#### THE EXERCISE
Set the data down again, exactly as it reads, but without the pictures.

_ _ _ _

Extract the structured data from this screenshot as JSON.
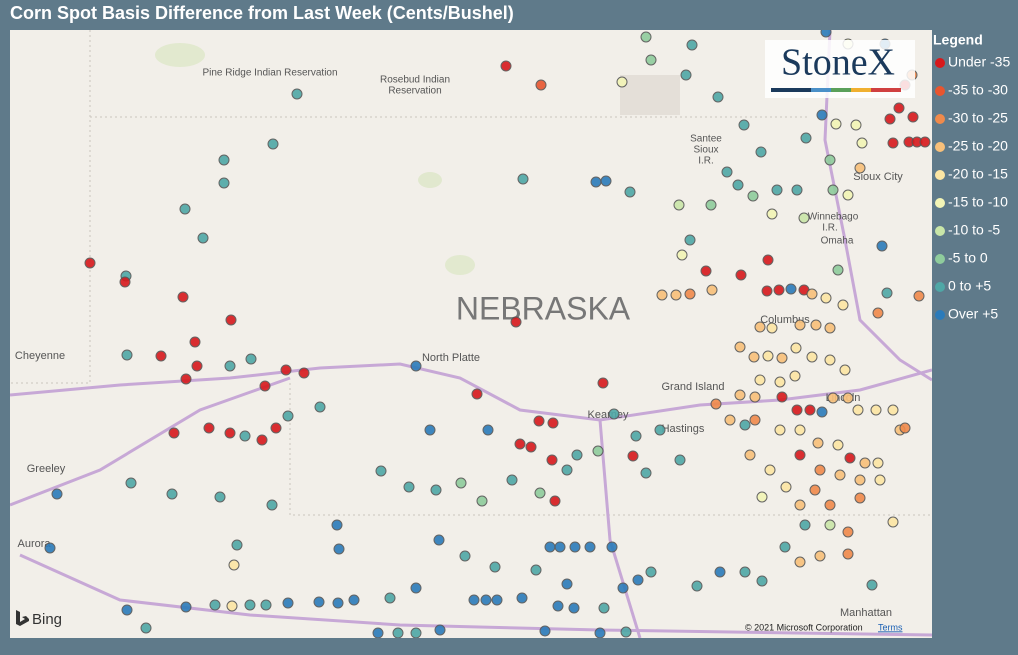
{
  "title": "Corn Spot Basis Difference from Last Week (Cents/Bushel)",
  "logo": "StoneX",
  "legend": {
    "title": "Legend",
    "items": [
      {
        "label": "Under -35",
        "color": "#d7191c"
      },
      {
        "label": "-35 to -30",
        "color": "#e8552f"
      },
      {
        "label": "-30 to -25",
        "color": "#f08a4b"
      },
      {
        "label": "-25 to -20",
        "color": "#f8c07a"
      },
      {
        "label": "-20 to -15",
        "color": "#fce6a4"
      },
      {
        "label": "-15 to -10",
        "color": "#f3f5b6"
      },
      {
        "label": "-10 to -5",
        "color": "#c9e6a8"
      },
      {
        "label": "-5 to 0",
        "color": "#8fcc9c"
      },
      {
        "label": "0 to +5",
        "color": "#4fa7a6"
      },
      {
        "label": "Over +5",
        "color": "#2b7bba"
      }
    ]
  },
  "map_labels": [
    "Pine Ridge Indian Reservation",
    "Rosebud Indian",
    "Reservation",
    "NEBRASKA",
    "Cheyenne",
    "North Platte",
    "Grand Island",
    "Columbus",
    "Kearney",
    "Hastings",
    "Lincoln",
    "Omaha",
    "Sioux City",
    "Winnebago",
    "I.R.",
    "Santee",
    "Sioux",
    "I.R.",
    "Greeley",
    "Aurora",
    "Manhattan"
  ],
  "attribution": {
    "provider": "Bing",
    "copyright": "© 2021 Microsoft Corporation",
    "terms": "Terms"
  }
}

_ _ _ _

#### OUTPUT BELOW
Extract the structured data from this screenshot as JSON.
{
  "title": "Corn Spot Basis Difference from Last Week (Cents/Bushel)",
  "logo": "StoneX",
  "legend": {
    "title": "Legend",
    "items": [
      {
        "label": "Under -35",
        "color": "#d7191c"
      },
      {
        "label": "-35 to -30",
        "color": "#e8552f"
      },
      {
        "label": "-30 to -25",
        "color": "#f08a4b"
      },
      {
        "label": "-25 to -20",
        "color": "#f8c07a"
      },
      {
        "label": "-20 to -15",
        "color": "#fce6a4"
      },
      {
        "label": "-15 to -10",
        "color": "#f3f5b6"
      },
      {
        "label": "-10 to -5",
        "color": "#c9e6a8"
      },
      {
        "label": "-5 to 0",
        "color": "#8fcc9c"
      },
      {
        "label": "0 to +5",
        "color": "#4fa7a6"
      },
      {
        "label": "Over +5",
        "color": "#2b7bba"
      }
    ]
  },
  "map_labels": [
    "Pine Ridge Indian Reservation",
    "Rosebud Indian",
    "Reservation",
    "NEBRASKA",
    "Cheyenne",
    "North Platte",
    "Grand Island",
    "Columbus",
    "Kearney",
    "Hastings",
    "Lincoln",
    "Omaha",
    "Sioux City",
    "Winnebago",
    "I.R.",
    "Santee",
    "Sioux",
    "I.R.",
    "Greeley",
    "Aurora",
    "Manhattan"
  ],
  "attribution": {
    "provider": "Bing",
    "copyright": "© 2021 Microsoft Corporation",
    "terms": "Terms"
  }
}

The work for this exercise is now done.